Copy out each line of the material in which the word "точки" appears.

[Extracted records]
^^^^
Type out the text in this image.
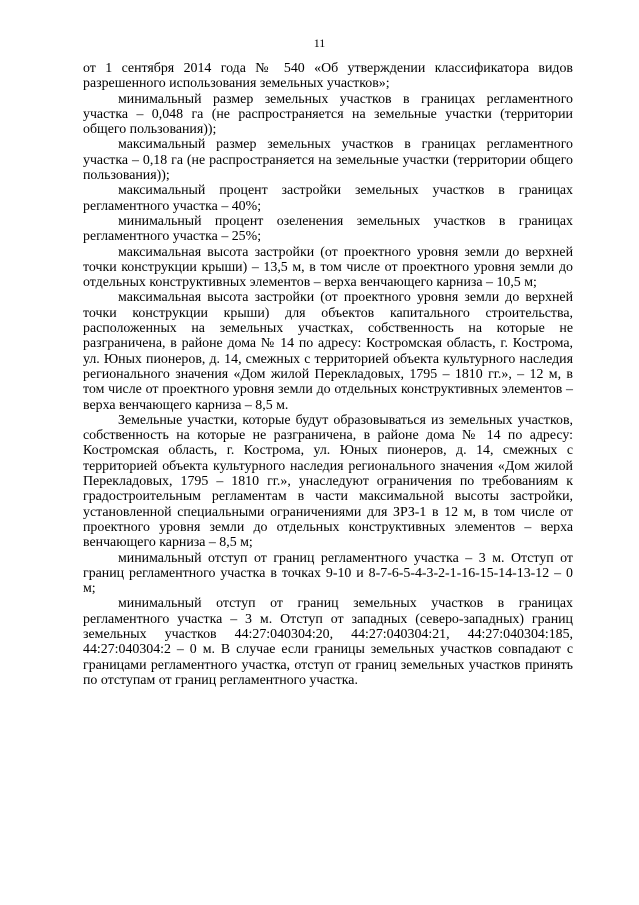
11

от 1 сентября 2014 года № 540 «Об утверждении классификатора видов разрешенного использования земельных участков»;

минимальный размер земельных участков в границах регламентного участка – 0,048 га (не распространяется на земельные участки (территории общего пользования));

максимальный размер земельных участков в границах регламентного участка – 0,18 га (не распространяется на земельные участки (территории общего пользования));

максимальный процент застройки земельных участков в границах регламентного участка – 40%;

минимальный процент озеленения земельных участков в границах регламентного участка – 25%;

максимальная высота застройки (от проектного уровня земли до верхней точки конструкции крыши) – 13,5 м, в том числе от проектного уровня земли до отдельных конструктивных элементов – верха венчающего карниза – 10,5 м;

максимальная высота застройки (от проектного уровня земли до верхней точки конструкции крыши) для объектов капитального строительства, расположенных на земельных участках, собственность на которые не разграничена, в районе дома № 14 по адресу: Костромская область, г. Кострома, ул. Юных пионеров, д. 14, смежных с территорией объекта культурного наследия регионального значения «Дом жилой Перекладовых, 1795 – 1810 гг.», – 12 м, в том числе от проектного уровня земли до отдельных конструктивных элементов – верха венчающего карниза – 8,5 м.

Земельные участки, которые будут образовываться из земельных участков, собственность на которые не разграничена, в районе дома № 14 по адресу: Костромская область, г. Кострома, ул. Юных пионеров, д. 14, смежных с территорией объекта культурного наследия регионального значения «Дом жилой Перекладовых, 1795 – 1810 гг.», унаследуют ограничения по требованиям к градостроительным регламентам в части максимальной высоты застройки, установленной специальными ограничениями для ЗРЗ-1 в 12 м, в том числе от проектного уровня земли до отдельных конструктивных элементов – верха венчающего карниза – 8,5 м;

минимальный отступ от границ регламентного участка – 3 м. Отступ от границ регламентного участка в точках 9-10 и 8-7-6-5-4-3-2-1-16-15-14-13-12 – 0 м;

минимальный отступ от границ земельных участков в границах регламентного участка – 3 м. Отступ от западных (северо-западных) границ земельных участков 44:27:040304:20, 44:27:040304:21, 44:27:040304:185, 44:27:040304:2 – 0 м. В случае если границы земельных участков совпадают с границами регламентного участка, отступ от границ земельных участков принять по отступам от границ регламентного участка.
^^^^
Solution to this exercise »
максимальная высота застройки (от проектного уровня земли до верхней точки конструкции крыши) – 13,5 м, в том числе от проектного уровня земли до отдельных конструктивных элементов – верха венчающего карниза – 10,5 м;
максимальная высота застройки (от проектного уровня земли до верхней точки конструкции крыши) для объектов капитального строительства, расположенных на земельных участках, собственность на которые не разграничена, в районе дома № 14 по адресу: Костромская область, г. Кострома, ул. Юных пионеров, д. 14, смежных с территорией объекта культурного наследия регионального значения «Дом жилой Перекладовых, 1795 – 1810 гг.», – 12 м, в том числе от проектного уровня земли до отдельных конструктивных элементов – верха венчающего карниза – 8,5 м.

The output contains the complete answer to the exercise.